_REQUIRED WORK_:
Looking through the data, please report how many lines contain the string "title", giving nothing but the number.

[Items from an interface collection]
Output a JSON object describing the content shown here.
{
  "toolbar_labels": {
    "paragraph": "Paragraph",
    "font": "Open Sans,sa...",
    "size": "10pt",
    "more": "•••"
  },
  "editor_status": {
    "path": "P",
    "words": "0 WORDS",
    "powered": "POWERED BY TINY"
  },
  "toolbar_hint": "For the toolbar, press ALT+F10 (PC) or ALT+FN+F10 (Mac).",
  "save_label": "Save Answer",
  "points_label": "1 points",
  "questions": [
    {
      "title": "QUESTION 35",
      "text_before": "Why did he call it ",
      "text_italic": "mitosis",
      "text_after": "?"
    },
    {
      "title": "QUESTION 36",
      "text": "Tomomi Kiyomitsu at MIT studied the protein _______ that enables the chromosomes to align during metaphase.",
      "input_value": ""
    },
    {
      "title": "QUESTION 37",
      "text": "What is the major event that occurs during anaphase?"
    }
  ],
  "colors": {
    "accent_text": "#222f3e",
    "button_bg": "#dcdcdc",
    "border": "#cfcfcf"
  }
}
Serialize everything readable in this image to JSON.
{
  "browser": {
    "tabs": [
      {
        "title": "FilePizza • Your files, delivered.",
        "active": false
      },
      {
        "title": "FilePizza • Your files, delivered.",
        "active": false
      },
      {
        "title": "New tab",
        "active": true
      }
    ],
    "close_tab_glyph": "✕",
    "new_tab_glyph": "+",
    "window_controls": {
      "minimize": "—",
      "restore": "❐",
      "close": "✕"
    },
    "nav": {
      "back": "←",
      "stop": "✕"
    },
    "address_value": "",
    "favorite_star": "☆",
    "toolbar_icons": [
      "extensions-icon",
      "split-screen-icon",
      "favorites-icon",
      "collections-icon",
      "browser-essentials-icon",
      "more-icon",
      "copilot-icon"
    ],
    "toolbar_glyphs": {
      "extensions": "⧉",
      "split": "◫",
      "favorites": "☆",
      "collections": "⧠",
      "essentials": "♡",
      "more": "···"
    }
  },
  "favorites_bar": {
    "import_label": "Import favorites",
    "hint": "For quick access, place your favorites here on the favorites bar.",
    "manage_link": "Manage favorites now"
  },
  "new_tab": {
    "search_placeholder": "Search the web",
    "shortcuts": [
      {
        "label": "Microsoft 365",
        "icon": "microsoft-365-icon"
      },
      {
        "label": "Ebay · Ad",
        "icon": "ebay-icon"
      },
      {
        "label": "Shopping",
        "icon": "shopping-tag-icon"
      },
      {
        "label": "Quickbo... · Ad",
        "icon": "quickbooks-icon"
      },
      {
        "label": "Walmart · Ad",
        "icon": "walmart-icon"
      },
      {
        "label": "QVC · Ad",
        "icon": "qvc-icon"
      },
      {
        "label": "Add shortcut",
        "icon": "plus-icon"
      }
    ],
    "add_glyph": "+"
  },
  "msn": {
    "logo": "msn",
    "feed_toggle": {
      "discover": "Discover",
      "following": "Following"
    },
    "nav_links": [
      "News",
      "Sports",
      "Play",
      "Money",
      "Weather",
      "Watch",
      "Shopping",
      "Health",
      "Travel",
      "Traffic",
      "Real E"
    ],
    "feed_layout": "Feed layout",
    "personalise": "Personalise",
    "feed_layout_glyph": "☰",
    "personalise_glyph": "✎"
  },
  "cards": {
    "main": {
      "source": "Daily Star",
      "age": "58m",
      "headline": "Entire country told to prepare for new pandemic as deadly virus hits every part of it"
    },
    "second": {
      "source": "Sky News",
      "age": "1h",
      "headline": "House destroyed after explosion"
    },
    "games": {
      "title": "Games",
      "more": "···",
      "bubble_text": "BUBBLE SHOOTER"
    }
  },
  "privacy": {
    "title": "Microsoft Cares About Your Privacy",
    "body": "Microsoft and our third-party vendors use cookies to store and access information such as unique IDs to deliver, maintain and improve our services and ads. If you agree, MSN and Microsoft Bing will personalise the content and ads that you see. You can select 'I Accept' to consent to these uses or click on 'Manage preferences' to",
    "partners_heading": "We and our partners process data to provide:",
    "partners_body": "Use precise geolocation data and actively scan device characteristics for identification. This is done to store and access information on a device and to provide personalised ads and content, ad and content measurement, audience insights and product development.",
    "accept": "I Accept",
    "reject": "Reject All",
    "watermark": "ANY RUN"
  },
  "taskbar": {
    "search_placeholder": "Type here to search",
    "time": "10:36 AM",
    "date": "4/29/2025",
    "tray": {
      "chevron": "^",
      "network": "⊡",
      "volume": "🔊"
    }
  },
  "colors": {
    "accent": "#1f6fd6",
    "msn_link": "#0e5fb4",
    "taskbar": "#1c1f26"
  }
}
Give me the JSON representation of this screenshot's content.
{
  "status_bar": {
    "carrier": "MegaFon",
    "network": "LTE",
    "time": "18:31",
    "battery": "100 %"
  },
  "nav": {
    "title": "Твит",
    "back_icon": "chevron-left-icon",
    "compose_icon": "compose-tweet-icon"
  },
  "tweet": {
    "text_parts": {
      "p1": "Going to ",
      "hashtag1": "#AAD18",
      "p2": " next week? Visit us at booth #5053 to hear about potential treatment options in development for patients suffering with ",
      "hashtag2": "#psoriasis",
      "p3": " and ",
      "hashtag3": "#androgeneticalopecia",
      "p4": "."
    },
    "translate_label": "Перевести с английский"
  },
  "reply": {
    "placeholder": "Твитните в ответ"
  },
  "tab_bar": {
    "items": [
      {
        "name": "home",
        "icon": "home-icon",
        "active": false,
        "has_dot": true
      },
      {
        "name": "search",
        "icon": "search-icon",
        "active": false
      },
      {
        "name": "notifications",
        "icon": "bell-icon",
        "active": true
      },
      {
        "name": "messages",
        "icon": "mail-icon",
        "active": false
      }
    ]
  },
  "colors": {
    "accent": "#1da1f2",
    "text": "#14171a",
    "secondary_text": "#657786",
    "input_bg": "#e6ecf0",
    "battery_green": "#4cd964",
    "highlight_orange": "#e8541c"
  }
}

_TASK SOLUTION_:
9